**Recorded data**

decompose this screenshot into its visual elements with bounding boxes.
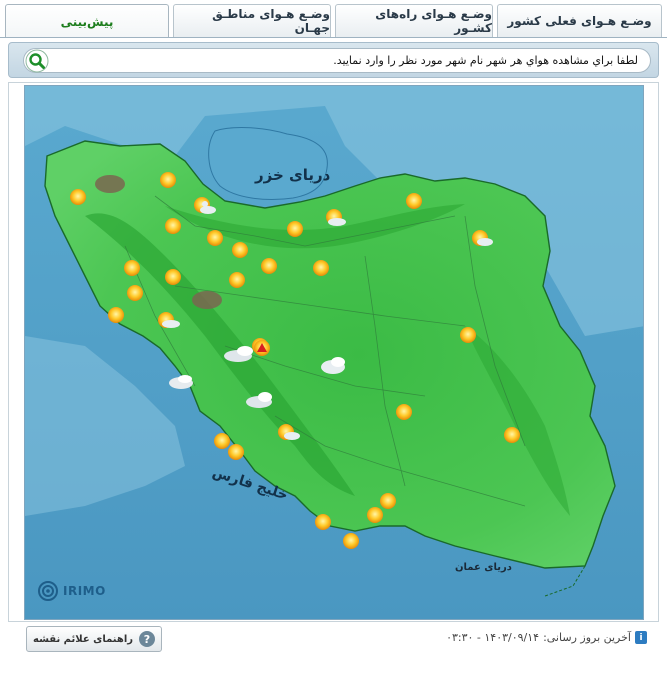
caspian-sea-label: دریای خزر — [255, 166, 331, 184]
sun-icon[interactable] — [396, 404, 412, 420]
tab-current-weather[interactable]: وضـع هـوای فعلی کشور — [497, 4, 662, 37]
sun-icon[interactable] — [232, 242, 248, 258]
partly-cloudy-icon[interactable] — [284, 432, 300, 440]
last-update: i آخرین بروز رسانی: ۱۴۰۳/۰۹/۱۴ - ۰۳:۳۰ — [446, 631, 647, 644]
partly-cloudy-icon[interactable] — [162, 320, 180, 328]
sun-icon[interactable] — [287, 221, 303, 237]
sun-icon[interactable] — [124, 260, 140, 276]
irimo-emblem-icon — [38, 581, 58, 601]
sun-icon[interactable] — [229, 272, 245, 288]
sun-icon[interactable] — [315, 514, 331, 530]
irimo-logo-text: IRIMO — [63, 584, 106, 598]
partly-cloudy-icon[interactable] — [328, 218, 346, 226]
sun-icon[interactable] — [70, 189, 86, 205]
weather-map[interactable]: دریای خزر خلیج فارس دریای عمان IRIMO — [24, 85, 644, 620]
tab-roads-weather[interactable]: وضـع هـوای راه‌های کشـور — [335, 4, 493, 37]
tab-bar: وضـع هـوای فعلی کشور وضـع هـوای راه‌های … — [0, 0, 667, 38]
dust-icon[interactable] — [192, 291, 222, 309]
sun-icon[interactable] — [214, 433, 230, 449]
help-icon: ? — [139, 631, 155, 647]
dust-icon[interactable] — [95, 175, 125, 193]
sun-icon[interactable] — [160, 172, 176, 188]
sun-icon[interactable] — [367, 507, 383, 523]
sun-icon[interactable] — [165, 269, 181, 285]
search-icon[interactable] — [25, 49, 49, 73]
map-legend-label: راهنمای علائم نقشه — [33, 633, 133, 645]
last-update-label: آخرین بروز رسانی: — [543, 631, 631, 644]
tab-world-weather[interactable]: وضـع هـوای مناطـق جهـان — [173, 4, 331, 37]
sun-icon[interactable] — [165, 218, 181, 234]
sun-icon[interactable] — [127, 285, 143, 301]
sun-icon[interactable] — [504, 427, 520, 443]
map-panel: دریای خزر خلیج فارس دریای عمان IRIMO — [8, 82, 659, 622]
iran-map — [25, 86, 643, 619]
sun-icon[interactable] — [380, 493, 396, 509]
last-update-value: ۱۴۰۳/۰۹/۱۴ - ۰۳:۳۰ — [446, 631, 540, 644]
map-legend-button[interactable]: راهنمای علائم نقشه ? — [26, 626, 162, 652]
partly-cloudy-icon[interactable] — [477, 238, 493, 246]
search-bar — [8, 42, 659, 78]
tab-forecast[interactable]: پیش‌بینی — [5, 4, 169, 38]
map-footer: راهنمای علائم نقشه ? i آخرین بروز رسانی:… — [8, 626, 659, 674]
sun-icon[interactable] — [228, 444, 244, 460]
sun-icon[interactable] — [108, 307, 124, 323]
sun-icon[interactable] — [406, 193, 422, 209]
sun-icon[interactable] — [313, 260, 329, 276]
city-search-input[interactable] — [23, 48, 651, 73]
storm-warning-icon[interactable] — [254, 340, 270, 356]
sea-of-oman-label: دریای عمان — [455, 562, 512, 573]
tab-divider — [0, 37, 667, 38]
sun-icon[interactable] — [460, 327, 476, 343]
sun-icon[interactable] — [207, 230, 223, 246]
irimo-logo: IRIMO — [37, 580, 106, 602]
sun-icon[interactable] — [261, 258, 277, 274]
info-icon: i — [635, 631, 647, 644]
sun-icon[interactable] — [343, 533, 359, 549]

**Required task**
Please copy out the lines word for word, starting with the line that contains "caspian-sea-label: دریای خزر" and continuing through the line that contains "partly-cloudy-icon[interactable] — [477, 238, 493, 246]", including both of those lines.

**Exercise answer**
caspian-sea-label: دریای خزر — [255, 166, 331, 184]
sun-icon[interactable] — [396, 404, 412, 420]
tab-current-weather[interactable]: وضـع هـوای فعلی کشور — [497, 4, 662, 37]
sun-icon[interactable] — [232, 242, 248, 258]
partly-cloudy-icon[interactable] — [284, 432, 300, 440]
last-update: i آخرین بروز رسانی: ۱۴۰۳/۰۹/۱۴ - ۰۳:۳۰ — [446, 631, 647, 644]
partly-cloudy-icon[interactable] — [162, 320, 180, 328]
sun-icon[interactable] — [287, 221, 303, 237]
sun-icon[interactable] — [124, 260, 140, 276]
irimo-emblem-icon — [38, 581, 58, 601]
sun-icon[interactable] — [229, 272, 245, 288]
sun-icon[interactable] — [315, 514, 331, 530]
irimo-logo-text: IRIMO — [63, 584, 106, 598]
partly-cloudy-icon[interactable] — [328, 218, 346, 226]
sun-icon[interactable] — [70, 189, 86, 205]
weather-map[interactable]: دریای خزر خلیج فارس دریای عمان IRIMO — [24, 85, 644, 620]
tab-roads-weather[interactable]: وضـع هـوای راه‌های کشـور — [335, 4, 493, 37]
tab-bar: وضـع هـوای فعلی کشور وضـع هـوای راه‌های … — [0, 0, 667, 38]
dust-icon[interactable] — [192, 291, 222, 309]
sun-icon[interactable] — [214, 433, 230, 449]
help-icon: ? — [139, 631, 155, 647]
dust-icon[interactable] — [95, 175, 125, 193]
sun-icon[interactable] — [160, 172, 176, 188]
sun-icon[interactable] — [367, 507, 383, 523]
sun-icon[interactable] — [165, 269, 181, 285]
search-icon[interactable] — [25, 49, 49, 73]
map-legend-label: راهنمای علائم نقشه — [33, 633, 133, 645]
last-update-label: آخرین بروز رسانی: — [543, 631, 631, 644]
tab-world-weather[interactable]: وضـع هـوای مناطـق جهـان — [173, 4, 331, 37]
sun-icon[interactable] — [165, 218, 181, 234]
sun-icon[interactable] — [127, 285, 143, 301]
sun-icon[interactable] — [504, 427, 520, 443]
map-panel: دریای خزر خلیج فارس دریای عمان IRIMO — [8, 82, 659, 622]
iran-map — [25, 86, 643, 619]
sun-icon[interactable] — [380, 493, 396, 509]
last-update-value: ۱۴۰۳/۰۹/۱۴ - ۰۳:۳۰ — [446, 631, 540, 644]
map-legend-button[interactable]: راهنمای علائم نقشه ? — [26, 626, 162, 652]
partly-cloudy-icon[interactable] — [477, 238, 493, 246]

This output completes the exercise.